Pick out every line with the word "this" and copy it.

## MATERIALS PROVIDED
»»
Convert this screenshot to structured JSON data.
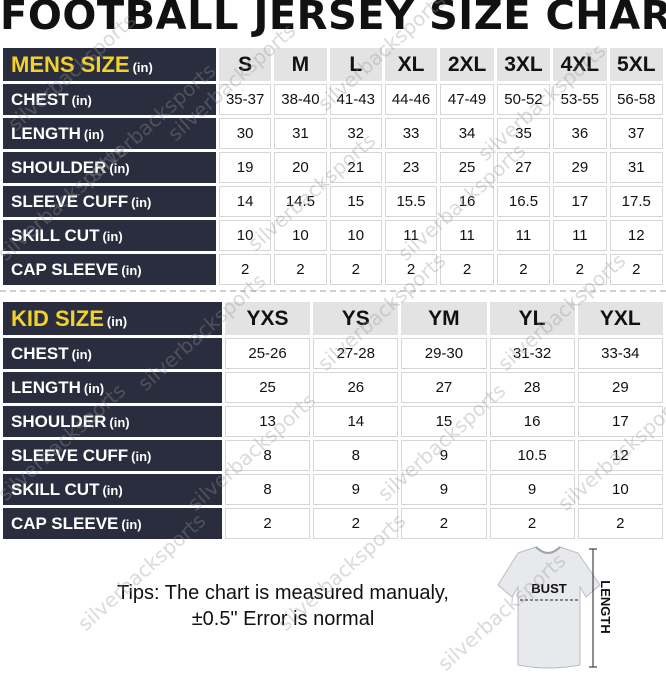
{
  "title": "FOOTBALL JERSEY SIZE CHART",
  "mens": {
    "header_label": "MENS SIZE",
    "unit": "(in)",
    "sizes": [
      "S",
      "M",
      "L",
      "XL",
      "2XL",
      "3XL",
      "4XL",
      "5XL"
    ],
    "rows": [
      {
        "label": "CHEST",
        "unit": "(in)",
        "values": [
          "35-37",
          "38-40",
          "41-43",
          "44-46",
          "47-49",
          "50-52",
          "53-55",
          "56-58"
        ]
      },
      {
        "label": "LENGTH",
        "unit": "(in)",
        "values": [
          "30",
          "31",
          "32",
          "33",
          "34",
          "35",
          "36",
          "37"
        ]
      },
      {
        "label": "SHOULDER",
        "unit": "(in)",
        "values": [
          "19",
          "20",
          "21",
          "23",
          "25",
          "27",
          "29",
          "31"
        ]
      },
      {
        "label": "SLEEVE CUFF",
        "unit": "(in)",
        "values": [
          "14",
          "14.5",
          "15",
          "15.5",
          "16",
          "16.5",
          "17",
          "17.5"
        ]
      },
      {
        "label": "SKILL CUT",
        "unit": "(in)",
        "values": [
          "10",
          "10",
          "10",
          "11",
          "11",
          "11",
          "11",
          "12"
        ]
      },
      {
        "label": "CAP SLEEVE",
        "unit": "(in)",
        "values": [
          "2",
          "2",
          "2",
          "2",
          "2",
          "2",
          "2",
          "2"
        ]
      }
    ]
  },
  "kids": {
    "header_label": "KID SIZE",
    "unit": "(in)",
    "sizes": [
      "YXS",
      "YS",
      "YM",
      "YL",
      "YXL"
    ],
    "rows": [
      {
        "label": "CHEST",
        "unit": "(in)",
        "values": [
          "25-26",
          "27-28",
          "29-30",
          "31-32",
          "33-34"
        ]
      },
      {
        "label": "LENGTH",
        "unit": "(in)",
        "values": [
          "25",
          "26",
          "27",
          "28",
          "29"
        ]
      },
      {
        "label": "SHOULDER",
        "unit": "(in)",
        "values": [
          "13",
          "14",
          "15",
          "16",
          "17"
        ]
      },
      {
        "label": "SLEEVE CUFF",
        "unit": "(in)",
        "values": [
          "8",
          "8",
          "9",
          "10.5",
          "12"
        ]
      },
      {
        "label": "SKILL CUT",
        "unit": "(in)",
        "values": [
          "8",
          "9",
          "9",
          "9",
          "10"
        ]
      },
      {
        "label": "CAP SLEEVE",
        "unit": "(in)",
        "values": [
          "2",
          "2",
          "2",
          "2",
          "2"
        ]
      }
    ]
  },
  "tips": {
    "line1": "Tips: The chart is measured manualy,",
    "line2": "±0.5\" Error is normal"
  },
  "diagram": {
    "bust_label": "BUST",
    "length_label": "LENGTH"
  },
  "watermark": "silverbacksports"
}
««
»»
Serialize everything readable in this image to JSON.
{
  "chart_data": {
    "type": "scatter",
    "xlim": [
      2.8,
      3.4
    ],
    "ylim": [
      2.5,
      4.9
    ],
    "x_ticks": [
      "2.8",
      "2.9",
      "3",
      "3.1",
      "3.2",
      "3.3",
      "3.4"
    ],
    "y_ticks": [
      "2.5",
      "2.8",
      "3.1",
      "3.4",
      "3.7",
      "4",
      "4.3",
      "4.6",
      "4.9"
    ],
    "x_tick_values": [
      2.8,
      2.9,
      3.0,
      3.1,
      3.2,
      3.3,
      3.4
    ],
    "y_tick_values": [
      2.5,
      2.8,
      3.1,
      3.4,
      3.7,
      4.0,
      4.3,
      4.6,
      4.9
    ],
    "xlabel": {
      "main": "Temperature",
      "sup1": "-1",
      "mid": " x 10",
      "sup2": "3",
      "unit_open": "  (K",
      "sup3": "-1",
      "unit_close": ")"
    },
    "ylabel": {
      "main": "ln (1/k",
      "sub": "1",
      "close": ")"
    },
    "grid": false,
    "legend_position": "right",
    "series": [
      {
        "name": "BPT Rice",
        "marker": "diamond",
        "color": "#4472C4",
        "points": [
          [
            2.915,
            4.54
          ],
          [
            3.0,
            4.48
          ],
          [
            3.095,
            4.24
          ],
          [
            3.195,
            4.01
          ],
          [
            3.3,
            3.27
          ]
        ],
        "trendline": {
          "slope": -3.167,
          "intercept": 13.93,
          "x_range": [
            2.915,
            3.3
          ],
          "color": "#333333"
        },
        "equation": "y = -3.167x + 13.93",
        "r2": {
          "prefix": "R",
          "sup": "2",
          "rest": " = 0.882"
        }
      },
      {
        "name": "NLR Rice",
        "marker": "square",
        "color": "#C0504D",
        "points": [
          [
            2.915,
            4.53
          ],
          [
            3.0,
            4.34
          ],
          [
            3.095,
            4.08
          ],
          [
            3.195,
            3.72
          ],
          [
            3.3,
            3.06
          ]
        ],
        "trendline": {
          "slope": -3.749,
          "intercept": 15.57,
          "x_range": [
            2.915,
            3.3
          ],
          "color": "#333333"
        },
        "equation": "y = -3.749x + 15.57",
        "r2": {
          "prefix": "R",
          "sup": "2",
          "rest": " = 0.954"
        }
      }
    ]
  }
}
««
## EXERCISE RESULT
Convert this screenshot to structured JSON data.
Serialize everything readable in this image to JSON.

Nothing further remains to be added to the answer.